[Stored items from a collection]

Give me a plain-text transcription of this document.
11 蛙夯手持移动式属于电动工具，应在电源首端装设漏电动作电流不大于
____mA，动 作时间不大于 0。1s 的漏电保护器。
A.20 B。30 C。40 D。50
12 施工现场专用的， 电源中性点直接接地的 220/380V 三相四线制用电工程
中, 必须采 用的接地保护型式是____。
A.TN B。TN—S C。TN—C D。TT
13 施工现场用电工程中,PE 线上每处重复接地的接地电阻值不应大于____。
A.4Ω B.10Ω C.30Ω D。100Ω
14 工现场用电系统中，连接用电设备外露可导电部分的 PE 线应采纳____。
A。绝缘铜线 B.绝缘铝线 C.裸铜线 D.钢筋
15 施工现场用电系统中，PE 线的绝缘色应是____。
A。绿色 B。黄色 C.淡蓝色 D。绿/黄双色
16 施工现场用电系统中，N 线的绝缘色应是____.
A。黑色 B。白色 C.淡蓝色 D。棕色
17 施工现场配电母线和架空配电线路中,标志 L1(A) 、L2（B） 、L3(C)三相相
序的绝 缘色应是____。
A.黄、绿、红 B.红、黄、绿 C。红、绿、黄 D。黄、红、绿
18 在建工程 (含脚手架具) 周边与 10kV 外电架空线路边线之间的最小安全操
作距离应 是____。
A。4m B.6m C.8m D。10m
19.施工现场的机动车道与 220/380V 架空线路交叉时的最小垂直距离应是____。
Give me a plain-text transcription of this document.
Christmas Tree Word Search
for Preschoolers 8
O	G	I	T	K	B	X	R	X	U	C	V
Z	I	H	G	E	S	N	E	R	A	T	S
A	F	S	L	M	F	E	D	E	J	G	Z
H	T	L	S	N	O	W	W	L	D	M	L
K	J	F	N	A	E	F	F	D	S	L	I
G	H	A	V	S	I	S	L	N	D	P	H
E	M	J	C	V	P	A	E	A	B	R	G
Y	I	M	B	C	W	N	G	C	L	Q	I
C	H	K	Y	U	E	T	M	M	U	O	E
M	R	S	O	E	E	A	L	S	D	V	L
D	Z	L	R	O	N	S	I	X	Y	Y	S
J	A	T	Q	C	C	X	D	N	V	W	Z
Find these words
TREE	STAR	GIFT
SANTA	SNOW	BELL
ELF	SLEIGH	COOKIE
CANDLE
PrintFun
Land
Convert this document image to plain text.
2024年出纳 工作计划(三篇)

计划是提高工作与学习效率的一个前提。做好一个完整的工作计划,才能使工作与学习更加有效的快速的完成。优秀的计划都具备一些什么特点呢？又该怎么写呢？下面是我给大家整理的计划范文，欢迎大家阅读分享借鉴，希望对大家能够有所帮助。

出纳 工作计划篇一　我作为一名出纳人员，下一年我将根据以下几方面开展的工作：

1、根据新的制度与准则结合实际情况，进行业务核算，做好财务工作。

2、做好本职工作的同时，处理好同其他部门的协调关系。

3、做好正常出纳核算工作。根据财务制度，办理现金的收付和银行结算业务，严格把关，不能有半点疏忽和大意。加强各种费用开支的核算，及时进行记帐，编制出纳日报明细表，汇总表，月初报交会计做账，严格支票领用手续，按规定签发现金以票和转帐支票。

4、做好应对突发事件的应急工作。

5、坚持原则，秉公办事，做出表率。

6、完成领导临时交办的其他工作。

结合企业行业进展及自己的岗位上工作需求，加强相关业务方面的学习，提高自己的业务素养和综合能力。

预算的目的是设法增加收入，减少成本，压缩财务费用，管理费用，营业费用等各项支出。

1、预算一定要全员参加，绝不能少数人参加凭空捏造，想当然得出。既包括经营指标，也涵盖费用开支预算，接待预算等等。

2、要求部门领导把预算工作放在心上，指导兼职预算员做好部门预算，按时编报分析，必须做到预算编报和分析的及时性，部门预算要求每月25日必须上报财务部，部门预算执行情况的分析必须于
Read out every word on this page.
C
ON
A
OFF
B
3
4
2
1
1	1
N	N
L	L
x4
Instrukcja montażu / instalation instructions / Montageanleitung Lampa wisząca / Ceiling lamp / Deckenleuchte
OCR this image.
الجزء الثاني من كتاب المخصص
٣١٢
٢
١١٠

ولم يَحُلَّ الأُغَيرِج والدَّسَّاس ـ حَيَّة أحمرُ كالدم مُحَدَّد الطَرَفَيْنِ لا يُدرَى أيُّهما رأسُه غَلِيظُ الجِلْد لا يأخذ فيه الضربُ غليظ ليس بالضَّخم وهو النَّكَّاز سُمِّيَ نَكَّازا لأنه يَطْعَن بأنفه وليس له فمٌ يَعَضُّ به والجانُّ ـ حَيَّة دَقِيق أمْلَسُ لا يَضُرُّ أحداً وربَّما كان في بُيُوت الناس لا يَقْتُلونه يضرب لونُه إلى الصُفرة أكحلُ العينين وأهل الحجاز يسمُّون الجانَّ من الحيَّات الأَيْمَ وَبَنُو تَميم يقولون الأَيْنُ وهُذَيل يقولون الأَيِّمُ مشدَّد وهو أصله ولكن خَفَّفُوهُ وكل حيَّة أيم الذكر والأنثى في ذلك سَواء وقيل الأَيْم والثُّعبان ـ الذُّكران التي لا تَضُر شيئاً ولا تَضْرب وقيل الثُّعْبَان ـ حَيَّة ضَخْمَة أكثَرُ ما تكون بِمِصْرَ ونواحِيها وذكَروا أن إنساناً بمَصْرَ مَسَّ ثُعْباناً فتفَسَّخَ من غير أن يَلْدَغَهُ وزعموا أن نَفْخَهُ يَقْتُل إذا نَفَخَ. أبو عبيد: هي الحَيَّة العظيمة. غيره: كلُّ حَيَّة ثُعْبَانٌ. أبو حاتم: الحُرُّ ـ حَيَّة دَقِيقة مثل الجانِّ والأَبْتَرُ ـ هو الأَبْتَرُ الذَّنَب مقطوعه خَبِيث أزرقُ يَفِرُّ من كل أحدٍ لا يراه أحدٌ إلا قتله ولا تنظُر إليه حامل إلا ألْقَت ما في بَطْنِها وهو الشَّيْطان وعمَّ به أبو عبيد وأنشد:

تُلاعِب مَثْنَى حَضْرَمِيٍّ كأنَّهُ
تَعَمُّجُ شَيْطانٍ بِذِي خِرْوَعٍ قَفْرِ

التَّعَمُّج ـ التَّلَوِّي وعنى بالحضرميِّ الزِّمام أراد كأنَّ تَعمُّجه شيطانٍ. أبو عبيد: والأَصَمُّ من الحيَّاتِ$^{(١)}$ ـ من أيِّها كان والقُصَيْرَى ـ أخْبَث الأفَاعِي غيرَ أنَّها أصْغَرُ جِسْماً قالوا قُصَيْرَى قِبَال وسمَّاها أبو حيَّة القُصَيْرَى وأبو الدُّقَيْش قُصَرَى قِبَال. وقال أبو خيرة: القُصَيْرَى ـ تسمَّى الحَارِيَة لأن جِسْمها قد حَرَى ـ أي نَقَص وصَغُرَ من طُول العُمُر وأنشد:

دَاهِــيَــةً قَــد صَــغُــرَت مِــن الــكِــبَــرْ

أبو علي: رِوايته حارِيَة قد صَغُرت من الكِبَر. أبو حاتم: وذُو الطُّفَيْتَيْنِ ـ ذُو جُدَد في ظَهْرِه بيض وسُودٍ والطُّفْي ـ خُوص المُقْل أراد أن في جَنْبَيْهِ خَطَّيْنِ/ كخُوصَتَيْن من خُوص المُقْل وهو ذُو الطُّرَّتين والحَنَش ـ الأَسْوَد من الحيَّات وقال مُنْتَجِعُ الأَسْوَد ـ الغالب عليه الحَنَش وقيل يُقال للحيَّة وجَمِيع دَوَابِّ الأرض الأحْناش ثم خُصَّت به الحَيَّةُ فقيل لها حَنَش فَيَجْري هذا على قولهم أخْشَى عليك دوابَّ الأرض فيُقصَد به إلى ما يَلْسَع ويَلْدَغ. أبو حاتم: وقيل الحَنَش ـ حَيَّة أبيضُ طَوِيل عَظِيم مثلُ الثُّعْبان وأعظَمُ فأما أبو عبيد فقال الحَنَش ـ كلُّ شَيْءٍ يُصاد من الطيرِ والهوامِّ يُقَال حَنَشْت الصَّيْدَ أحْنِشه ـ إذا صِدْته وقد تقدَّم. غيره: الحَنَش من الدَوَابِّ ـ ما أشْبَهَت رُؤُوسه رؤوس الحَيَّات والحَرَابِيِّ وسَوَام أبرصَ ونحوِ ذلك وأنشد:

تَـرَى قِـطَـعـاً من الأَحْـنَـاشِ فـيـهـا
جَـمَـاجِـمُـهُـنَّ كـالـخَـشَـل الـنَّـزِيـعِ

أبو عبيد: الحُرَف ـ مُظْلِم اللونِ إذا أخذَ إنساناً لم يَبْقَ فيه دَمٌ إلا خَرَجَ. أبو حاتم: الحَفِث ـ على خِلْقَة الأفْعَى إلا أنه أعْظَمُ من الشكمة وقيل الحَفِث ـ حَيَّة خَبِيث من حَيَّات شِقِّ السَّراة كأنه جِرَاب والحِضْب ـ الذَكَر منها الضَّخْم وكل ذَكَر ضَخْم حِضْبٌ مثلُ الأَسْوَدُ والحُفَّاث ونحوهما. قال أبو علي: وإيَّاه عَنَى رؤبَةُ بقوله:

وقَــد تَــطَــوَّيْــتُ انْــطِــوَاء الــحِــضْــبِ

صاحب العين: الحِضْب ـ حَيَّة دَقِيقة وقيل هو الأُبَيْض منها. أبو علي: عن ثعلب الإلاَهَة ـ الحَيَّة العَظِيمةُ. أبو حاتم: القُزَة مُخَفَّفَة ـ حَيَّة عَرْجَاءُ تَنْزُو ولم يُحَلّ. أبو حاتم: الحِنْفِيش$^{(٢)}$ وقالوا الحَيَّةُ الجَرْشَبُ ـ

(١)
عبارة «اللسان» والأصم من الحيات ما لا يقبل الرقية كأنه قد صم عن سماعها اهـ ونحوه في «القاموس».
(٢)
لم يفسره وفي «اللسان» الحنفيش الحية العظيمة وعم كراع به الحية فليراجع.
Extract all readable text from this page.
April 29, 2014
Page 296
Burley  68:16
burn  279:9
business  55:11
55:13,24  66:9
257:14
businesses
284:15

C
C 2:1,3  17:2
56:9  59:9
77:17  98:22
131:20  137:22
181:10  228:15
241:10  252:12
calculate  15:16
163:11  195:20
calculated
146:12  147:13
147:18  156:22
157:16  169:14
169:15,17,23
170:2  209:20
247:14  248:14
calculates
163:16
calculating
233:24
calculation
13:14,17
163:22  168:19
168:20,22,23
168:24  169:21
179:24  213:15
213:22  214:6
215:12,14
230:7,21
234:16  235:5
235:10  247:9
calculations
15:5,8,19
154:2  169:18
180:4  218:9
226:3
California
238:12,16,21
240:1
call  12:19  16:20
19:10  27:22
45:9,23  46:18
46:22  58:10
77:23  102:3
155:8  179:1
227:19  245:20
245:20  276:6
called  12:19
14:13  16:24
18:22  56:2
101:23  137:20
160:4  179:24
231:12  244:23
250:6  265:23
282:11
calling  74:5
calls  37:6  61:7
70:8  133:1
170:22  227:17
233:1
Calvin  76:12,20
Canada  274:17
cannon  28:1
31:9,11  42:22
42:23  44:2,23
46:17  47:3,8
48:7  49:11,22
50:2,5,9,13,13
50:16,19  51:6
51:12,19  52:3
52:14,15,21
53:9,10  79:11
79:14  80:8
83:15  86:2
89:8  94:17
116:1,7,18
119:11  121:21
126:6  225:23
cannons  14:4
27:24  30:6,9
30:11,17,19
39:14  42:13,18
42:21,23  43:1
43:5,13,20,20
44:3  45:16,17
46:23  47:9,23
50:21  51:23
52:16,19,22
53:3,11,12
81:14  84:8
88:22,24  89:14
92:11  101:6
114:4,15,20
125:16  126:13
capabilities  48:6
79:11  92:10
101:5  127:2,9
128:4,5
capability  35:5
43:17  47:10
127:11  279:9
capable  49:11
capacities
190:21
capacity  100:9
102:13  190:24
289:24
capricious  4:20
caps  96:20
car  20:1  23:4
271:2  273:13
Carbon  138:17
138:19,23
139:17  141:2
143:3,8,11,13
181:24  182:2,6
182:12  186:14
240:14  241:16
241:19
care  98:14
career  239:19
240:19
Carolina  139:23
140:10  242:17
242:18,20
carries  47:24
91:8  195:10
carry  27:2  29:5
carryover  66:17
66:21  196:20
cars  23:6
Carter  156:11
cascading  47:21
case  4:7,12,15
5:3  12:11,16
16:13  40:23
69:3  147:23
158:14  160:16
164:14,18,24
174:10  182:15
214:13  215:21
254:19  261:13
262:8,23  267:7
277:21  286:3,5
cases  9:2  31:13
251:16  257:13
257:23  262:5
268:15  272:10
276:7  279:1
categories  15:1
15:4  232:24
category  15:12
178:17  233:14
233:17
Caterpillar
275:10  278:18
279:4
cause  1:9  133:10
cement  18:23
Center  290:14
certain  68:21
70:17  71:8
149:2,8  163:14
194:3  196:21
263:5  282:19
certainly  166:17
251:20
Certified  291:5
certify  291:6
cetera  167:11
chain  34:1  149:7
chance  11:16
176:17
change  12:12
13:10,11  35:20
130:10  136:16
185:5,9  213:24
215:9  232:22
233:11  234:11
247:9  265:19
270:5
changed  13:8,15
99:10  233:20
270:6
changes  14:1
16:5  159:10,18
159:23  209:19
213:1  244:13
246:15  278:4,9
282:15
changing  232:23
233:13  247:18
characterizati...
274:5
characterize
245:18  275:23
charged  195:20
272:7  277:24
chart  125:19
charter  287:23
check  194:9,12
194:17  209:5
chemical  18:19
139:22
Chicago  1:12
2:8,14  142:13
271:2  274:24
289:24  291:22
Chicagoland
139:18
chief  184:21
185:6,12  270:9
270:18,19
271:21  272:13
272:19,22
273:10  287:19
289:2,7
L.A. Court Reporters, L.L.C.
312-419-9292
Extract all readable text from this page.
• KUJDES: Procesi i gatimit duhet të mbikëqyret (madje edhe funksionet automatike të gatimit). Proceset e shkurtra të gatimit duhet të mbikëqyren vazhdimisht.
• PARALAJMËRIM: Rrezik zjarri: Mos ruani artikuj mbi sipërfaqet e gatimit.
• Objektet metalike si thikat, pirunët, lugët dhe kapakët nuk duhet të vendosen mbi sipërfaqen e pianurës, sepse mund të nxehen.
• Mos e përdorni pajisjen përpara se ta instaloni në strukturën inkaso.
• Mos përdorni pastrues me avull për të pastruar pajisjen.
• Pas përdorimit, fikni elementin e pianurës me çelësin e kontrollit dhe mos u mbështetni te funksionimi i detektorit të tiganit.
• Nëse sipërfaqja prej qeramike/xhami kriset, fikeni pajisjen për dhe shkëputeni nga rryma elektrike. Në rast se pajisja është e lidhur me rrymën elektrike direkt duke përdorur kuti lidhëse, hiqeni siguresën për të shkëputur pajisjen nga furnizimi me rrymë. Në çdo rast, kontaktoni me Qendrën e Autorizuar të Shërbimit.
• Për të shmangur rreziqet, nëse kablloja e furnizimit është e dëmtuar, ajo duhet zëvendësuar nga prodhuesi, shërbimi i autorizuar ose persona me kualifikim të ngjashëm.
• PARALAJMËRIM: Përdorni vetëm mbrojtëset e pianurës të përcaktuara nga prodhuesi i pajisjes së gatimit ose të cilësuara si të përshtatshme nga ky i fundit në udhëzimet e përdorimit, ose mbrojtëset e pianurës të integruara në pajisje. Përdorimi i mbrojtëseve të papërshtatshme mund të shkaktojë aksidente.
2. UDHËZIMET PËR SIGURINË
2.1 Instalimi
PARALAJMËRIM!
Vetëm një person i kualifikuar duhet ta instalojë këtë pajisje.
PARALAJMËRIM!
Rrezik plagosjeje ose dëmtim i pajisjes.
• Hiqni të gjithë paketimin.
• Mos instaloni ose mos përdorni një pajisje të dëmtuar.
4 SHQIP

» **EXERCISE BRIEF**
Search the listing for the word "Rrezik" and return each line that holds it.

» **SOLVED EXERCISE**
• PARALAJMËRIM: Rrezik zjarri: Mos ruani artikuj mbi sipërfaqet e gatimit.
Rrezik plagosjeje ose dëmtim i pajisjes.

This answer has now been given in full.